PROBLEM DETAILS:
Write out each record again exactly as it stands.

==== EXERCISE INPUTS ====

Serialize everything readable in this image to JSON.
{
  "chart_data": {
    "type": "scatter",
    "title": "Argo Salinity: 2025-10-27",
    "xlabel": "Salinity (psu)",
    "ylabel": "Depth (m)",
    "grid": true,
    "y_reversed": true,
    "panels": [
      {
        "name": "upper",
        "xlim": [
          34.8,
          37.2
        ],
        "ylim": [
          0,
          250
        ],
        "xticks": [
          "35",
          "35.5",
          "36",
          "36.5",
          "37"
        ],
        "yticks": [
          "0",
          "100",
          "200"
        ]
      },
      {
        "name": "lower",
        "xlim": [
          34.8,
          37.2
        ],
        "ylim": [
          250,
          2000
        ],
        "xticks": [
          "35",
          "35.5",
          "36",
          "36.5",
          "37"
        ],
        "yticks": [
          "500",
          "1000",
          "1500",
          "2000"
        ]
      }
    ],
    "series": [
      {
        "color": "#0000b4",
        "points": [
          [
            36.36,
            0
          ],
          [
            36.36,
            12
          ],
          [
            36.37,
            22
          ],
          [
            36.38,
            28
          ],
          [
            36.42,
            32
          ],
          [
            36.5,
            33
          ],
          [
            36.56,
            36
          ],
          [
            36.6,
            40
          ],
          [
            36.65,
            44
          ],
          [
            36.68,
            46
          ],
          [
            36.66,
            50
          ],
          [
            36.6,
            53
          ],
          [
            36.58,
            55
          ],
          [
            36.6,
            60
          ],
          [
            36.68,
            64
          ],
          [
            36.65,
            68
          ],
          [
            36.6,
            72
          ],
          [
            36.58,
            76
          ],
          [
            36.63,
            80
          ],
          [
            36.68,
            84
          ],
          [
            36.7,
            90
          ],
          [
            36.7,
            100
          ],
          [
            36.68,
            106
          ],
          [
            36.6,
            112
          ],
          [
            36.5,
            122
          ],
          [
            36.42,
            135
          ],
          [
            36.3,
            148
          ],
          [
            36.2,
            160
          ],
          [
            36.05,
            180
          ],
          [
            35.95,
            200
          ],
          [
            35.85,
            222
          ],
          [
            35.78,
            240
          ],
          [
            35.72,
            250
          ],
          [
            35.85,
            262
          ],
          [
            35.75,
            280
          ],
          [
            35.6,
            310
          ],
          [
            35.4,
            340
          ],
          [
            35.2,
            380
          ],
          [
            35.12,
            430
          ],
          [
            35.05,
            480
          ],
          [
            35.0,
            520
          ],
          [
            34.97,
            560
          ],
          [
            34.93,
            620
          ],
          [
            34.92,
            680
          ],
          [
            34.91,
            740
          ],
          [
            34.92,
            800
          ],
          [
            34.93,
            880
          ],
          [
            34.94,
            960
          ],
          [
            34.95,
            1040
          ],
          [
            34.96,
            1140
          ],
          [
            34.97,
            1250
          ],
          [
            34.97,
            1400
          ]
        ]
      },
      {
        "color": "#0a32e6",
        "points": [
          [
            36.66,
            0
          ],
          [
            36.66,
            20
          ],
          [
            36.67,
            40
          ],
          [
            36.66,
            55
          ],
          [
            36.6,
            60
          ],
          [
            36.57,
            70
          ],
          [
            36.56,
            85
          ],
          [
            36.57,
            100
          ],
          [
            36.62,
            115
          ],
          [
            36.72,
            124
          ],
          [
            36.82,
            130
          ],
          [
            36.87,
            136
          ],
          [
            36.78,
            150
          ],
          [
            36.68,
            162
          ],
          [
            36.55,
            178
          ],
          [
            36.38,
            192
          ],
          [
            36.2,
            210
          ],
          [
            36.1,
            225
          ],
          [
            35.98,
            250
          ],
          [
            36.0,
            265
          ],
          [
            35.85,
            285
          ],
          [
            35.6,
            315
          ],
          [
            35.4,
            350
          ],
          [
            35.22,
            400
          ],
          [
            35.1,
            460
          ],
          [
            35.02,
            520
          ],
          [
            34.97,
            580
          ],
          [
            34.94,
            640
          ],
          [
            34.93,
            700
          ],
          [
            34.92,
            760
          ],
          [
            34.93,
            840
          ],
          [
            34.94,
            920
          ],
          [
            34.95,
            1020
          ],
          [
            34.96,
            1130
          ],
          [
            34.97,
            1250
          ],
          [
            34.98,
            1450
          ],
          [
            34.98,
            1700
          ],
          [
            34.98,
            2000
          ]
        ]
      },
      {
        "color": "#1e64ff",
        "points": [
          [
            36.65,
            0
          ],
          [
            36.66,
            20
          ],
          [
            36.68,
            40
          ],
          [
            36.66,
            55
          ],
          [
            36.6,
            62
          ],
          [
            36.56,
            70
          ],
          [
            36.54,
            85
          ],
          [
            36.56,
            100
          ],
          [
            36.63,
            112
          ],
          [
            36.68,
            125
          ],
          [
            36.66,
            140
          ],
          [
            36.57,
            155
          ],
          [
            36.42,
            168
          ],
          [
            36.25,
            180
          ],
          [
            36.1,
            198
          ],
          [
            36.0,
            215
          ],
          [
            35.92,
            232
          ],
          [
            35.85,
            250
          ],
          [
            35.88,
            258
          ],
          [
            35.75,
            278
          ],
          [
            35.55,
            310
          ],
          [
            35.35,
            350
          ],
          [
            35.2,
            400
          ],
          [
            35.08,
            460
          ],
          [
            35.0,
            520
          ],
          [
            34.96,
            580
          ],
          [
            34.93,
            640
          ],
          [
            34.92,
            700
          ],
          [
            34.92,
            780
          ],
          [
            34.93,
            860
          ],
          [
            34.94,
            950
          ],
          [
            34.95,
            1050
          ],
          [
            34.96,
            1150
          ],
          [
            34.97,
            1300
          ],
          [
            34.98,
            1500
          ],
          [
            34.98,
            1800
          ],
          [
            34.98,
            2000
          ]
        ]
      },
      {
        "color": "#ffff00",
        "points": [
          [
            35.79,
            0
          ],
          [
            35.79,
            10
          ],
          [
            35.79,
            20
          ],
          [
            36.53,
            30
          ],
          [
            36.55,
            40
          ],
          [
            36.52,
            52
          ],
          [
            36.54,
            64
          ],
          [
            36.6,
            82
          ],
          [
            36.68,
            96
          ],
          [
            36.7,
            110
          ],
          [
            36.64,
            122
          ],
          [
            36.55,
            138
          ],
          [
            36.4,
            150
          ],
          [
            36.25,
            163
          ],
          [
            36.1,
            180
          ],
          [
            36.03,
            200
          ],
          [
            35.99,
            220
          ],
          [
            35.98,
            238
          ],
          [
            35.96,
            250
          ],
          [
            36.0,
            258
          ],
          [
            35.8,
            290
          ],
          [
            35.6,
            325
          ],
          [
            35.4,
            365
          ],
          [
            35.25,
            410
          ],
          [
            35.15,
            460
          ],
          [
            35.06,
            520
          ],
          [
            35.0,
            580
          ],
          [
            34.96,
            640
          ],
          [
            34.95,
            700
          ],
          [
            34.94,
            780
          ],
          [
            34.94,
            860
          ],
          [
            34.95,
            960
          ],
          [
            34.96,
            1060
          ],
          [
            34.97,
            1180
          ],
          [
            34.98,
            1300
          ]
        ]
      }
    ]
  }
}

====

WRITTEN RESPONSE:
Serialize everything readable in this image to JSON.
{
  "chart_data": {
    "type": "scatter",
    "title": "Argo Salinity: 2025-10-27",
    "xlabel": "Salinity (psu)",
    "ylabel": "Depth (m)",
    "grid": true,
    "y_reversed": true,
    "panels": [
      {
        "name": "upper",
        "xlim": [
          34.8,
          37.2
        ],
        "ylim": [
          0,
          250
        ],
        "xticks": [
          "35",
          "35.5",
          "36",
          "36.5",
          "37"
        ],
        "yticks": [
          "0",
          "100",
          "200"
        ]
      },
      {
        "name": "lower",
        "xlim": [
          34.8,
          37.2
        ],
        "ylim": [
          250,
          2000
        ],
        "xticks": [
          "35",
          "35.5",
          "36",
          "36.5",
          "37"
        ],
        "yticks": [
          "500",
          "1000",
          "1500",
          "2000"
        ]
      }
    ],
    "series": [
      {
        "color": "#0000b4",
        "points": [
          [
            36.36,
            0
          ],
          [
            36.36,
            12
          ],
          [
            36.37,
            22
          ],
          [
            36.38,
            28
          ],
          [
            36.42,
            32
          ],
          [
            36.5,
            33
          ],
          [
            36.56,
            36
          ],
          [
            36.6,
            40
          ],
          [
            36.65,
            44
          ],
          [
            36.68,
            46
          ],
          [
            36.66,
            50
          ],
          [
            36.6,
            53
          ],
          [
            36.58,
            55
          ],
          [
            36.6,
            60
          ],
          [
            36.68,
            64
          ],
          [
            36.65,
            68
          ],
          [
            36.6,
            72
          ],
          [
            36.58,
            76
          ],
          [
            36.63,
            80
          ],
          [
            36.68,
            84
          ],
          [
            36.7,
            90
          ],
          [
            36.7,
            100
          ],
          [
            36.68,
            106
          ],
          [
            36.6,
            112
          ],
          [
            36.5,
            122
          ],
          [
            36.42,
            135
          ],
          [
            36.3,
            148
          ],
          [
            36.2,
            160
          ],
          [
            36.05,
            180
          ],
          [
            35.95,
            200
          ],
          [
            35.85,
            222
          ],
          [
            35.78,
            240
          ],
          [
            35.72,
            250
          ],
          [
            35.85,
            262
          ],
          [
            35.75,
            280
          ],
          [
            35.6,
            310
          ],
          [
            35.4,
            340
          ],
          [
            35.2,
            380
          ],
          [
            35.12,
            430
          ],
          [
            35.05,
            480
          ],
          [
            35.0,
            520
          ],
          [
            34.97,
            560
          ],
          [
            34.93,
            620
          ],
          [
            34.92,
            680
          ],
          [
            34.91,
            740
          ],
          [
            34.92,
            800
          ],
          [
            34.93,
            880
          ],
          [
            34.94,
            960
          ],
          [
            34.95,
            1040
          ],
          [
            34.96,
            1140
          ],
          [
            34.97,
            1250
          ],
          [
            34.97,
            1400
          ]
        ]
      },
      {
        "color": "#0a32e6",
        "points": [
          [
            36.66,
            0
          ],
          [
            36.66,
            20
          ],
          [
            36.67,
            40
          ],
          [
            36.66,
            55
          ],
          [
            36.6,
            60
          ],
          [
            36.57,
            70
          ],
          [
            36.56,
            85
          ],
          [
            36.57,
            100
          ],
          [
            36.62,
            115
          ],
          [
            36.72,
            124
          ],
          [
            36.82,
            130
          ],
          [
            36.87,
            136
          ],
          [
            36.78,
            150
          ],
          [
            36.68,
            162
          ],
          [
            36.55,
            178
          ],
          [
            36.38,
            192
          ],
          [
            36.2,
            210
          ],
          [
            36.1,
            225
          ],
          [
            35.98,
            250
          ],
          [
            36.0,
            265
          ],
          [
            35.85,
            285
          ],
          [
            35.6,
            315
          ],
          [
            35.4,
            350
          ],
          [
            35.22,
            400
          ],
          [
            35.1,
            460
          ],
          [
            35.02,
            520
          ],
          [
            34.97,
            580
          ],
          [
            34.94,
            640
          ],
          [
            34.93,
            700
          ],
          [
            34.92,
            760
          ],
          [
            34.93,
            840
          ],
          [
            34.94,
            920
          ],
          [
            34.95,
            1020
          ],
          [
            34.96,
            1130
          ],
          [
            34.97,
            1250
          ],
          [
            34.98,
            1450
          ],
          [
            34.98,
            1700
          ],
          [
            34.98,
            2000
          ]
        ]
      },
      {
        "color": "#1e64ff",
        "points": [
          [
            36.65,
            0
          ],
          [
            36.66,
            20
          ],
          [
            36.68,
            40
          ],
          [
            36.66,
            55
          ],
          [
            36.6,
            62
          ],
          [
            36.56,
            70
          ],
          [
            36.54,
            85
          ],
          [
            36.56,
            100
          ],
          [
            36.63,
            112
          ],
          [
            36.68,
            125
          ],
          [
            36.66,
            140
          ],
          [
            36.57,
            155
          ],
          [
            36.42,
            168
          ],
          [
            36.25,
            180
          ],
          [
            36.1,
            198
          ],
          [
            36.0,
            215
          ],
          [
            35.92,
            232
          ],
          [
            35.85,
            250
          ],
          [
            35.88,
            258
          ],
          [
            35.75,
            278
          ],
          [
            35.55,
            310
          ],
          [
            35.35,
            350
          ],
          [
            35.2,
            400
          ],
          [
            35.08,
            460
          ],
          [
            35.0,
            520
          ],
          [
            34.96,
            580
          ],
          [
            34.93,
            640
          ],
          [
            34.92,
            700
          ],
          [
            34.92,
            780
          ],
          [
            34.93,
            860
          ],
          [
            34.94,
            950
          ],
          [
            34.95,
            1050
          ],
          [
            34.96,
            1150
          ],
          [
            34.97,
            1300
          ],
          [
            34.98,
            1500
          ],
          [
            34.98,
            1800
          ],
          [
            34.98,
            2000
          ]
        ]
      },
      {
        "color": "#ffff00",
        "points": [
          [
            35.79,
            0
          ],
          [
            35.79,
            10
          ],
          [
            35.79,
            20
          ],
          [
            36.53,
            30
          ],
          [
            36.55,
            40
          ],
          [
            36.52,
            52
          ],
          [
            36.54,
            64
          ],
          [
            36.6,
            82
          ],
          [
            36.68,
            96
          ],
          [
            36.7,
            110
          ],
          [
            36.64,
            122
          ],
          [
            36.55,
            138
          ],
          [
            36.4,
            150
          ],
          [
            36.25,
            163
          ],
          [
            36.1,
            180
          ],
          [
            36.03,
            200
          ],
          [
            35.99,
            220
          ],
          [
            35.98,
            238
          ],
          [
            35.96,
            250
          ],
          [
            36.0,
            258
          ],
          [
            35.8,
            290
          ],
          [
            35.6,
            325
          ],
          [
            35.4,
            365
          ],
          [
            35.25,
            410
          ],
          [
            35.15,
            460
          ],
          [
            35.06,
            520
          ],
          [
            35.0,
            580
          ],
          [
            34.96,
            640
          ],
          [
            34.95,
            700
          ],
          [
            34.94,
            780
          ],
          [
            34.94,
            860
          ],
          [
            34.95,
            960
          ],
          [
            34.96,
            1060
          ],
          [
            34.97,
            1180
          ],
          [
            34.98,
            1300
          ]
        ]
      }
    ]
  }
}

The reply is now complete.